— begin Record set —
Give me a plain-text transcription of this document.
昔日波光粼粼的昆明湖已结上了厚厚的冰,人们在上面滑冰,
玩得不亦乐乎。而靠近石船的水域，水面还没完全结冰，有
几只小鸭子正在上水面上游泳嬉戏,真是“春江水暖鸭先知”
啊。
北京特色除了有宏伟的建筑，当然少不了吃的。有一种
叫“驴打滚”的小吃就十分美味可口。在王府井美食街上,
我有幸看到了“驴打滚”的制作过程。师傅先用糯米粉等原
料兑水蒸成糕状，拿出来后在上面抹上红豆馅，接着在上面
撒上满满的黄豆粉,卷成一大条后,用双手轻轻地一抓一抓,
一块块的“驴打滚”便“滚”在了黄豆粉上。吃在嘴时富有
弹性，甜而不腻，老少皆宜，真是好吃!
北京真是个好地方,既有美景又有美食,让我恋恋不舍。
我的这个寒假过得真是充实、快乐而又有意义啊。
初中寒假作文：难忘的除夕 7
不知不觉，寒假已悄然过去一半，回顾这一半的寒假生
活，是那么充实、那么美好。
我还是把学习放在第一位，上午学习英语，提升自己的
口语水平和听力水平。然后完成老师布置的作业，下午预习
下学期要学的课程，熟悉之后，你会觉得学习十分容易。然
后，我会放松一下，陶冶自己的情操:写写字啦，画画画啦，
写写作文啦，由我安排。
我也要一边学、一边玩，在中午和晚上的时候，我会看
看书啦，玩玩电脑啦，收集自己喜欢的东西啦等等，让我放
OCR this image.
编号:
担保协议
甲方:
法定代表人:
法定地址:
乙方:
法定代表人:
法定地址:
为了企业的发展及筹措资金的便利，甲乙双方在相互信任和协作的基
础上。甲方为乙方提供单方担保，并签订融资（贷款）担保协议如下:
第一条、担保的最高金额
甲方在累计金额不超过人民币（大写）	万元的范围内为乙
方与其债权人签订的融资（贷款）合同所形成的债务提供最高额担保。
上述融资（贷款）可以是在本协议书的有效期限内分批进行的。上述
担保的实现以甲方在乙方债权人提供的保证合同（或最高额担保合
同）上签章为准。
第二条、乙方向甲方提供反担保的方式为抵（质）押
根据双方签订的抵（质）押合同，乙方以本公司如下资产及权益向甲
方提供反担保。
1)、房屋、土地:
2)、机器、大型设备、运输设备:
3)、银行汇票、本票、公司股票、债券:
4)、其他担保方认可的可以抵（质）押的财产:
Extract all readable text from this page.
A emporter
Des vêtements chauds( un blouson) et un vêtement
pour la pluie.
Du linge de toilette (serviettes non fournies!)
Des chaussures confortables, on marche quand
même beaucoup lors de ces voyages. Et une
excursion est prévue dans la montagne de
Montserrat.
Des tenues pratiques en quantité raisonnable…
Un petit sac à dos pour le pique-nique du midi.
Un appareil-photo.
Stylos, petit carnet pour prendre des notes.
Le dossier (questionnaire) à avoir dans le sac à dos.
— end Record set —
Objective: Copy all of the material word for word.

Response:
Give me a plain-text transcription of this document.
昔日波光粼粼的昆明湖已结上了厚厚的冰,人们在上面滑冰,
玩得不亦乐乎。而靠近石船的水域，水面还没完全结冰，有
几只小鸭子正在上水面上游泳嬉戏,真是“春江水暖鸭先知”
啊。
北京特色除了有宏伟的建筑，当然少不了吃的。有一种
叫“驴打滚”的小吃就十分美味可口。在王府井美食街上,
我有幸看到了“驴打滚”的制作过程。师傅先用糯米粉等原
料兑水蒸成糕状，拿出来后在上面抹上红豆馅，接着在上面
撒上满满的黄豆粉,卷成一大条后,用双手轻轻地一抓一抓,
一块块的“驴打滚”便“滚”在了黄豆粉上。吃在嘴时富有
弹性，甜而不腻，老少皆宜，真是好吃!
北京真是个好地方,既有美景又有美食,让我恋恋不舍。
我的这个寒假过得真是充实、快乐而又有意义啊。
初中寒假作文：难忘的除夕 7
不知不觉，寒假已悄然过去一半，回顾这一半的寒假生
活，是那么充实、那么美好。
我还是把学习放在第一位，上午学习英语，提升自己的
口语水平和听力水平。然后完成老师布置的作业，下午预习
下学期要学的课程，熟悉之后，你会觉得学习十分容易。然
后，我会放松一下，陶冶自己的情操:写写字啦，画画画啦，
写写作文啦，由我安排。
我也要一边学、一边玩，在中午和晚上的时候，我会看
看书啦，玩玩电脑啦，收集自己喜欢的东西啦等等，让我放
OCR this image.
编号:
担保协议
甲方:
法定代表人:
法定地址:
乙方:
法定代表人:
法定地址:
为了企业的发展及筹措资金的便利，甲乙双方在相互信任和协作的基
础上。甲方为乙方提供单方担保，并签订融资（贷款）担保协议如下:
第一条、担保的最高金额
甲方在累计金额不超过人民币（大写）	万元的范围内为乙
方与其债权人签订的融资（贷款）合同所形成的债务提供最高额担保。
上述融资（贷款）可以是在本协议书的有效期限内分批进行的。上述
担保的实现以甲方在乙方债权人提供的保证合同（或最高额担保合
同）上签章为准。
第二条、乙方向甲方提供反担保的方式为抵（质）押
根据双方签订的抵（质）押合同，乙方以本公司如下资产及权益向甲
方提供反担保。
1)、房屋、土地:
2)、机器、大型设备、运输设备:
3)、银行汇票、本票、公司股票、债券:
4)、其他担保方认可的可以抵（质）押的财产:
Extract all readable text from this page.
A emporter
Des vêtements chauds( un blouson) et un vêtement
pour la pluie.
Du linge de toilette (serviettes non fournies!)
Des chaussures confortables, on marche quand
même beaucoup lors de ces voyages. Et une
excursion est prévue dans la montagne de
Montserrat.
Des tenues pratiques en quantité raisonnable…
Un petit sac à dos pour le pique-nique du midi.
Un appareil-photo.
Stylos, petit carnet pour prendre des notes.
Le dossier (questionnaire) à avoir dans le sac à dos.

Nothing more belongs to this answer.